### Exercise description:
Each entry that follows must be output without any deviation.

### Rows:
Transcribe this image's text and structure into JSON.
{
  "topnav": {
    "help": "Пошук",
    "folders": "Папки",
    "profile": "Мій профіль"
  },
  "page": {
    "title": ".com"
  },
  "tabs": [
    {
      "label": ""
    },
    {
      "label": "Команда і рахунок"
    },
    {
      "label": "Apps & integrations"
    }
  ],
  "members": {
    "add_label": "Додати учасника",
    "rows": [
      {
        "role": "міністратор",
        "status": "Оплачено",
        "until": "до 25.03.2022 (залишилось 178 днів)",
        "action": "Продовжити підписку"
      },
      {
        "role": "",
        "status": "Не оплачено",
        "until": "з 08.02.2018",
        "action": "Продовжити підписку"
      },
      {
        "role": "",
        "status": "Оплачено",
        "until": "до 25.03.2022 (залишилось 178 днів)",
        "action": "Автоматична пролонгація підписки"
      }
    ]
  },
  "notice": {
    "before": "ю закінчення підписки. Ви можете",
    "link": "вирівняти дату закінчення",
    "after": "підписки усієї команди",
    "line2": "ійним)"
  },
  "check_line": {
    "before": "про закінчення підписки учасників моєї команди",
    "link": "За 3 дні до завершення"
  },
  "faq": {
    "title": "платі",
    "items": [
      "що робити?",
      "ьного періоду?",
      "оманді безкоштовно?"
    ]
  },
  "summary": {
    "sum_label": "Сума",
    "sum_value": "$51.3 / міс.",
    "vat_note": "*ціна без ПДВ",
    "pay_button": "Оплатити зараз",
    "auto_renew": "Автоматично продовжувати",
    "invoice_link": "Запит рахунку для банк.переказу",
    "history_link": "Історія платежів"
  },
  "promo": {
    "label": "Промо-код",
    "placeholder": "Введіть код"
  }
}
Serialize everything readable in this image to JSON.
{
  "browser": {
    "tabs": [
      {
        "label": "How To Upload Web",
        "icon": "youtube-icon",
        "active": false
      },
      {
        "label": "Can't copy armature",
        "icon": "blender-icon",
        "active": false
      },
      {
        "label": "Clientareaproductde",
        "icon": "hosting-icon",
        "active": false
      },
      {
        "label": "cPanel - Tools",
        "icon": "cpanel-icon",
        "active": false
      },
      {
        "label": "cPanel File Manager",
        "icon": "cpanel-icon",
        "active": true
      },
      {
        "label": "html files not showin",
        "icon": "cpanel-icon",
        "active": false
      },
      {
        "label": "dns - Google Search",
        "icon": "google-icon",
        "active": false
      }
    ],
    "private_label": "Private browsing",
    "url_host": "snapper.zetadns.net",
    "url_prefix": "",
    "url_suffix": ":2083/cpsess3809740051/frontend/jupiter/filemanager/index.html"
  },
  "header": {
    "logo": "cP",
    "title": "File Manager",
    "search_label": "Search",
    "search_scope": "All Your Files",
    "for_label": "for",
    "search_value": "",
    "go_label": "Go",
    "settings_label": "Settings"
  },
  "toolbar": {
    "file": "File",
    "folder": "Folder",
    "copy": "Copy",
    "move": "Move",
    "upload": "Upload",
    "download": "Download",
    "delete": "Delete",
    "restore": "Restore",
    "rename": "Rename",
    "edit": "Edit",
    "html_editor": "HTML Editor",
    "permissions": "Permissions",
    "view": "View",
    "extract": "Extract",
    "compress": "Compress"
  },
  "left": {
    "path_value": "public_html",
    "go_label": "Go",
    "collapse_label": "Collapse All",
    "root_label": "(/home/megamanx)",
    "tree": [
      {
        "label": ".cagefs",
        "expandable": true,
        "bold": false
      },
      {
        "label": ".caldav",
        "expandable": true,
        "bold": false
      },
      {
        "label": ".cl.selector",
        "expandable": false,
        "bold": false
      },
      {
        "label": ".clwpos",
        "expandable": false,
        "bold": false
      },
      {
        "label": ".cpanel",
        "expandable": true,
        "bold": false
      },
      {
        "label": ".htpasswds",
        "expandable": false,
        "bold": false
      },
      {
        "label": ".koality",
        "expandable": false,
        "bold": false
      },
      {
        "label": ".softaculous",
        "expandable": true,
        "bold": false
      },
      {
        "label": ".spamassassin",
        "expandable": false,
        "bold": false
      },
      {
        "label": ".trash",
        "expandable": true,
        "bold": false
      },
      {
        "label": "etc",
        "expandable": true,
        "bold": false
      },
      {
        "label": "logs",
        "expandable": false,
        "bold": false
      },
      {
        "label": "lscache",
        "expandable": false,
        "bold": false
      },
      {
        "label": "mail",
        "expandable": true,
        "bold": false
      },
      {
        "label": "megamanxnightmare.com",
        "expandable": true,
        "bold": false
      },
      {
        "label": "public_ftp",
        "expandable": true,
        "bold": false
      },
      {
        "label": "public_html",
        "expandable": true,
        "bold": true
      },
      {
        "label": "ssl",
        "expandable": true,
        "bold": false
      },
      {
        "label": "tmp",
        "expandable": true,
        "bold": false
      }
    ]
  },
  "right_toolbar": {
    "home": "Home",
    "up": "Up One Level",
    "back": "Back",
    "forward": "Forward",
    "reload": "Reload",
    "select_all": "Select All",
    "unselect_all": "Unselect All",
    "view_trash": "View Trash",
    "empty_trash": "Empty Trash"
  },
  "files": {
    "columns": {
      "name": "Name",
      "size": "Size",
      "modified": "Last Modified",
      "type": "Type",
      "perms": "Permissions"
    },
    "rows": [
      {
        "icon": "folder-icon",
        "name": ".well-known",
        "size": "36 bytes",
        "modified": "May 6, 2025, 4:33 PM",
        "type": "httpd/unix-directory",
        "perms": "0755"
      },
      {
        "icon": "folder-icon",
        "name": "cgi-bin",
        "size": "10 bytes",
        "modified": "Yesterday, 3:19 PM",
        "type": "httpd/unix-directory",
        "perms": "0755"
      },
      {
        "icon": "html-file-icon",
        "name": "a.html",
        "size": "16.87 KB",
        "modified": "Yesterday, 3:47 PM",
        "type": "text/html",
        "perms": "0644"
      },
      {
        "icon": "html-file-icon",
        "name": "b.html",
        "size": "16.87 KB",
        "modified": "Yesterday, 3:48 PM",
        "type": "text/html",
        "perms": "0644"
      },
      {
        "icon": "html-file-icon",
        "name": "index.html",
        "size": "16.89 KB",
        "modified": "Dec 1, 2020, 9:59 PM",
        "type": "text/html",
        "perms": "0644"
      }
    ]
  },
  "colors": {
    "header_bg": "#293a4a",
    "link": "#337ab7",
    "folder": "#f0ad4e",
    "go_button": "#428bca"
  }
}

### Reply:
Transcribe this image's text and structure into JSON.
{
  "topnav": {
    "help": "Пошук",
    "folders": "Папки",
    "profile": "Мій профіль"
  },
  "page": {
    "title": ".com"
  },
  "tabs": [
    {
      "label": ""
    },
    {
      "label": "Команда і рахунок"
    },
    {
      "label": "Apps & integrations"
    }
  ],
  "members": {
    "add_label": "Додати учасника",
    "rows": [
      {
        "role": "міністратор",
        "status": "Оплачено",
        "until": "до 25.03.2022 (залишилось 178 днів)",
        "action": "Продовжити підписку"
      },
      {
        "role": "",
        "status": "Не оплачено",
        "until": "з 08.02.2018",
        "action": "Продовжити підписку"
      },
      {
        "role": "",
        "status": "Оплачено",
        "until": "до 25.03.2022 (залишилось 178 днів)",
        "action": "Автоматична пролонгація підписки"
      }
    ]
  },
  "notice": {
    "before": "ю закінчення підписки. Ви можете",
    "link": "вирівняти дату закінчення",
    "after": "підписки усієї команди",
    "line2": "ійним)"
  },
  "check_line": {
    "before": "про закінчення підписки учасників моєї команди",
    "link": "За 3 дні до завершення"
  },
  "faq": {
    "title": "платі",
    "items": [
      "що робити?",
      "ьного періоду?",
      "оманді безкоштовно?"
    ]
  },
  "summary": {
    "sum_label": "Сума",
    "sum_value": "$51.3 / міс.",
    "vat_note": "*ціна без ПДВ",
    "pay_button": "Оплатити зараз",
    "auto_renew": "Автоматично продовжувати",
    "invoice_link": "Запит рахунку для банк.переказу",
    "history_link": "Історія платежів"
  },
  "promo": {
    "label": "Промо-код",
    "placeholder": "Введіть код"
  }
}
Serialize everything readable in this image to JSON.
{
  "browser": {
    "tabs": [
      {
        "label": "How To Upload Web",
        "icon": "youtube-icon",
        "active": false
      },
      {
        "label": "Can't copy armature",
        "icon": "blender-icon",
        "active": false
      },
      {
        "label": "Clientareaproductde",
        "icon": "hosting-icon",
        "active": false
      },
      {
        "label": "cPanel - Tools",
        "icon": "cpanel-icon",
        "active": false
      },
      {
        "label": "cPanel File Manager",
        "icon": "cpanel-icon",
        "active": true
      },
      {
        "label": "html files not showin",
        "icon": "cpanel-icon",
        "active": false
      },
      {
        "label": "dns - Google Search",
        "icon": "google-icon",
        "active": false
      }
    ],
    "private_label": "Private browsing",
    "url_host": "snapper.zetadns.net",
    "url_prefix": "",
    "url_suffix": ":2083/cpsess3809740051/frontend/jupiter/filemanager/index.html"
  },
  "header": {
    "logo": "cP",
    "title": "File Manager",
    "search_label": "Search",
    "search_scope": "All Your Files",
    "for_label": "for",
    "search_value": "",
    "go_label": "Go",
    "settings_label": "Settings"
  },
  "toolbar": {
    "file": "File",
    "folder": "Folder",
    "copy": "Copy",
    "move": "Move",
    "upload": "Upload",
    "download": "Download",
    "delete": "Delete",
    "restore": "Restore",
    "rename": "Rename",
    "edit": "Edit",
    "html_editor": "HTML Editor",
    "permissions": "Permissions",
    "view": "View",
    "extract": "Extract",
    "compress": "Compress"
  },
  "left": {
    "path_value": "public_html",
    "go_label": "Go",
    "collapse_label": "Collapse All",
    "root_label": "(/home/megamanx)",
    "tree": [
      {
        "label": ".cagefs",
        "expandable": true,
        "bold": false
      },
      {
        "label": ".caldav",
        "expandable": true,
        "bold": false
      },
      {
        "label": ".cl.selector",
        "expandable": false,
        "bold": false
      },
      {
        "label": ".clwpos",
        "expandable": false,
        "bold": false
      },
      {
        "label": ".cpanel",
        "expandable": true,
        "bold": false
      },
      {
        "label": ".htpasswds",
        "expandable": false,
        "bold": false
      },
      {
        "label": ".koality",
        "expandable": false,
        "bold": false
      },
      {
        "label": ".softaculous",
        "expandable": true,
        "bold": false
      },
      {
        "label": ".spamassassin",
        "expandable": false,
        "bold": false
      },
      {
        "label": ".trash",
        "expandable": true,
        "bold": false
      },
      {
        "label": "etc",
        "expandable": true,
        "bold": false
      },
      {
        "label": "logs",
        "expandable": false,
        "bold": false
      },
      {
        "label": "lscache",
        "expandable": false,
        "bold": false
      },
      {
        "label": "mail",
        "expandable": true,
        "bold": false
      },
      {
        "label": "megamanxnightmare.com",
        "expandable": true,
        "bold": false
      },
      {
        "label": "public_ftp",
        "expandable": true,
        "bold": false
      },
      {
        "label": "public_html",
        "expandable": true,
        "bold": true
      },
      {
        "label": "ssl",
        "expandable": true,
        "bold": false
      },
      {
        "label": "tmp",
        "expandable": true,
        "bold": false
      }
    ]
  },
  "right_toolbar": {
    "home": "Home",
    "up": "Up One Level",
    "back": "Back",
    "forward": "Forward",
    "reload": "Reload",
    "select_all": "Select All",
    "unselect_all": "Unselect All",
    "view_trash": "View Trash",
    "empty_trash": "Empty Trash"
  },
  "files": {
    "columns": {
      "name": "Name",
      "size": "Size",
      "modified": "Last Modified",
      "type": "Type",
      "perms": "Permissions"
    },
    "rows": [
      {
        "icon": "folder-icon",
        "name": ".well-known",
        "size": "36 bytes",
        "modified": "May 6, 2025, 4:33 PM",
        "type": "httpd/unix-directory",
        "perms": "0755"
      },
      {
        "icon": "folder-icon",
        "name": "cgi-bin",
        "size": "10 bytes",
        "modified": "Yesterday, 3:19 PM",
        "type": "httpd/unix-directory",
        "perms": "0755"
      },
      {
        "icon": "html-file-icon",
        "name": "a.html",
        "size": "16.87 KB",
        "modified": "Yesterday, 3:47 PM",
        "type": "text/html",
        "perms": "0644"
      },
      {
        "icon": "html-file-icon",
        "name": "b.html",
        "size": "16.87 KB",
        "modified": "Yesterday, 3:48 PM",
        "type": "text/html",
        "perms": "0644"
      },
      {
        "icon": "html-file-icon",
        "name": "index.html",
        "size": "16.89 KB",
        "modified": "Dec 1, 2020, 9:59 PM",
        "type": "text/html",
        "perms": "0644"
      }
    ]
  },
  "colors": {
    "header_bg": "#293a4a",
    "link": "#337ab7",
    "folder": "#f0ad4e",
    "go_button": "#428bca"
  }
}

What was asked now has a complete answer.